____ TEXT PROVIDED
# Photo of car



## Larry B (Apr 9, 2014)

I reckon if they added a photo of the car to the user application that our customers could find us Ubers with a bit more ease. I suppose they have a description of the car but often a time folks get in and say they didn't know what they were lookin for.


----------



## jakeV (Apr 10, 2014)

Good idea Larry


----------



## dp3 (Apr 11, 2014)

Agreed. Having a driver photo helps, but a car photo would be double the efficiency.


----------



## Larry B (Apr 9, 2014)

Someone informed me that sidecar has photos of the car or at least one that looks like it. Anyone have the illusive light up Uber sign?


----------



## RedMagnolia (Apr 17, 2014)

Larry B said:


> Someone informed me that sidecar has photos of the car or at least one that looks like it. Anyone have the illusive light up Uber sign?


I don't know if Sidecar has a photo of the car are not, Lyft does. Uber shows the plate number of your car. I have the Uber panel and pax tell me they wish all the Uber cars had one. Have you tried sending e-mail to your local support staff? In Seattle you can pick them up from the office.


----------



## Jeeves (Apr 10, 2014)
________
TASK INSTRUCTIONS:
**1.** In the car photo thread, which service does RedMagnolia say has a photo of the car?
**2.** Copy the passage of the car photo thread between "## jakeV (Apr" and "double the efficiency.", inclusive.
____ STORED DATA
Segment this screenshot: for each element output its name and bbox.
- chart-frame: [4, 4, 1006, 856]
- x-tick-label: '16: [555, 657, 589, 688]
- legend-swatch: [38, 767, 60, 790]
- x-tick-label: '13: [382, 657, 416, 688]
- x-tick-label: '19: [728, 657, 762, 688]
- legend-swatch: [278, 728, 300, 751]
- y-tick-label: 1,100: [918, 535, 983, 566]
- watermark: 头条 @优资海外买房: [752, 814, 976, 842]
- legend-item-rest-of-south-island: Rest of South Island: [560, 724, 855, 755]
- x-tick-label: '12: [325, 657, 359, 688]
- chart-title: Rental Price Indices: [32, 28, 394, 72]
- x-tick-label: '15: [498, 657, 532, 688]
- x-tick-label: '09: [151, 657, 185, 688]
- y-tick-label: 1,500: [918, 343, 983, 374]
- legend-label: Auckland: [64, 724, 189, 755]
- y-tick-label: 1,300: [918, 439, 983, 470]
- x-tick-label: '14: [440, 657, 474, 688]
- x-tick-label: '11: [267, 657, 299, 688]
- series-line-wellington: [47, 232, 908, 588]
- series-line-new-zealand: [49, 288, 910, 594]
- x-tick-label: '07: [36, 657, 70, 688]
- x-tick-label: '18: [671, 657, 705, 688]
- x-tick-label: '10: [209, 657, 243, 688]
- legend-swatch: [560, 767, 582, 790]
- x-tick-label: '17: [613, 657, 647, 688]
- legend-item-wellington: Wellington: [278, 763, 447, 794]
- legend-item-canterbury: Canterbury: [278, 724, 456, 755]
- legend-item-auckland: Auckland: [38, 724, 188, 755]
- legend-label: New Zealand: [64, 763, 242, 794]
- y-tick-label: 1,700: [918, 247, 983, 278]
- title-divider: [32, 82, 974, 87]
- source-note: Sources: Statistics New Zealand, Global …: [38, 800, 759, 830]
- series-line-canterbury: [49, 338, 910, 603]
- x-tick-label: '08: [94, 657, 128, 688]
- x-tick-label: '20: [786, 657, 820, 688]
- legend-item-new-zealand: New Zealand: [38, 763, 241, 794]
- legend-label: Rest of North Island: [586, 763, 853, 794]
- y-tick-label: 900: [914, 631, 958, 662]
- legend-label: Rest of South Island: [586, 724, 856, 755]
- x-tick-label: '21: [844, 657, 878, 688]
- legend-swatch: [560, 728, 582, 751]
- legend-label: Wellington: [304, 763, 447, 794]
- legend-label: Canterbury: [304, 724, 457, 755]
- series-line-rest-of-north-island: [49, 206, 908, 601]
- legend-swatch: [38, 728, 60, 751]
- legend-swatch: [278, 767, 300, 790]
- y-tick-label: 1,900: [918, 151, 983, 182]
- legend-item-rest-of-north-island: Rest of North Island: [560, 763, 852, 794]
________
RESPONSES IN ORDER:
**1.** Lyft

**2.**
## jakeV (Apr 10, 2014)

Good idea Larry


----------



## dp3 (Apr 11, 2014)

Agreed. Having a driver photo helps, but a car photo would be double the efficiency.